### Records in een dataset:
# # # #
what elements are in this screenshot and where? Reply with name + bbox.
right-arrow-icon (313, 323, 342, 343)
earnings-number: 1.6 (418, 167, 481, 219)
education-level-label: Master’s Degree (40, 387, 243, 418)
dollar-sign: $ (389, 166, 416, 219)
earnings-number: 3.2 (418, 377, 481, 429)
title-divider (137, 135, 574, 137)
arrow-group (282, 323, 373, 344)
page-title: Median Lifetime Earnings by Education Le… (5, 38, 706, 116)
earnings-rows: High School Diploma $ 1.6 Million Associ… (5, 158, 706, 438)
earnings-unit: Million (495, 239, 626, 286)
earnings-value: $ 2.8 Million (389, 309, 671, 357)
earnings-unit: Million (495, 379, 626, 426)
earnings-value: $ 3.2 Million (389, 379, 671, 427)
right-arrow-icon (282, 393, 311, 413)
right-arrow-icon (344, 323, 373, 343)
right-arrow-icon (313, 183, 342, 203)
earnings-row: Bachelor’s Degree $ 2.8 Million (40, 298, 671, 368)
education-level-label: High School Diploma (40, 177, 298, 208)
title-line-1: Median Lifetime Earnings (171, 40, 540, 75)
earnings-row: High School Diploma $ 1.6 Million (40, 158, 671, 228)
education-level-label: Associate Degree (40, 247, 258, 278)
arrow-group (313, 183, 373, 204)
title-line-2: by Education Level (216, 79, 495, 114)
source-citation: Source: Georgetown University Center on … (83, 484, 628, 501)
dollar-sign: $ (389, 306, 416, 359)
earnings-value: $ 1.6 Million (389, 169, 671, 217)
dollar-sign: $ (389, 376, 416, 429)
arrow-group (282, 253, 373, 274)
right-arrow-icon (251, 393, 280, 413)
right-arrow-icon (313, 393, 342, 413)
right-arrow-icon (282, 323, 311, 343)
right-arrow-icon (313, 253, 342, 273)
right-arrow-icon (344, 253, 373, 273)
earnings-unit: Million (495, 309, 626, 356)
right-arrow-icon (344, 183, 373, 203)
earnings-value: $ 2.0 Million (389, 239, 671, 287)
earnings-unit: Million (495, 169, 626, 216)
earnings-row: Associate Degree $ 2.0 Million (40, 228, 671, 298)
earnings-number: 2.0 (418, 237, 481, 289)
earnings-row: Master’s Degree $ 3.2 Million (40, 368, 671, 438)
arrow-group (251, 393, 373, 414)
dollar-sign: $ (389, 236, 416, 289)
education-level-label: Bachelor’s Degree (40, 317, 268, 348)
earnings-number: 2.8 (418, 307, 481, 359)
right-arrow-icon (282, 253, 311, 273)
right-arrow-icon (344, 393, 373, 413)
# # # #
### OPDRACHT:
Vervang in alle regels van het materiaal "right-arrow-icon" overal door "arrow-icon" en geef de regels opnieuw. Laat al het andere ongewijzigd.

### RESULTAAT:
what elements are in this screenshot and where? Reply with name + bbox.
arrow-icon (313, 323, 342, 343)
earnings-number: 1.6 (418, 167, 481, 219)
education-level-label: Master’s Degree (40, 387, 243, 418)
dollar-sign: $ (389, 166, 416, 219)
earnings-number: 3.2 (418, 377, 481, 429)
title-divider (137, 135, 574, 137)
arrow-group (282, 323, 373, 344)
page-title: Median Lifetime Earnings by Education Le… (5, 38, 706, 116)
earnings-rows: High School Diploma $ 1.6 Million Associ… (5, 158, 706, 438)
earnings-unit: Million (495, 239, 626, 286)
earnings-value: $ 2.8 Million (389, 309, 671, 357)
earnings-unit: Million (495, 379, 626, 426)
earnings-value: $ 3.2 Million (389, 379, 671, 427)
arrow-icon (282, 393, 311, 413)
arrow-icon (344, 323, 373, 343)
arrow-icon (313, 183, 342, 203)
earnings-row: Bachelor’s Degree $ 2.8 Million (40, 298, 671, 368)
education-level-label: High School Diploma (40, 177, 298, 208)
title-line-1: Median Lifetime Earnings (171, 40, 540, 75)
earnings-row: High School Diploma $ 1.6 Million (40, 158, 671, 228)
education-level-label: Associate Degree (40, 247, 258, 278)
arrow-group (313, 183, 373, 204)
title-line-2: by Education Level (216, 79, 495, 114)
source-citation: Source: Georgetown University Center on … (83, 484, 628, 501)
dollar-sign: $ (389, 306, 416, 359)
earnings-value: $ 1.6 Million (389, 169, 671, 217)
dollar-sign: $ (389, 376, 416, 429)
arrow-group (282, 253, 373, 274)
arrow-icon (251, 393, 280, 413)
arrow-icon (313, 393, 342, 413)
arrow-icon (282, 323, 311, 343)
arrow-icon (313, 253, 342, 273)
arrow-icon (344, 253, 373, 273)
earnings-unit: Million (495, 309, 626, 356)
arrow-icon (344, 183, 373, 203)
earnings-value: $ 2.0 Million (389, 239, 671, 287)
earnings-unit: Million (495, 169, 626, 216)
earnings-row: Associate Degree $ 2.0 Million (40, 228, 671, 298)
earnings-number: 2.0 (418, 237, 481, 289)
earnings-row: Master’s Degree $ 3.2 Million (40, 368, 671, 438)
arrow-group (251, 393, 373, 414)
dollar-sign: $ (389, 236, 416, 289)
education-level-label: Bachelor’s Degree (40, 317, 268, 348)
earnings-number: 2.8 (418, 307, 481, 359)
arrow-icon (282, 253, 311, 273)
arrow-icon (344, 393, 373, 413)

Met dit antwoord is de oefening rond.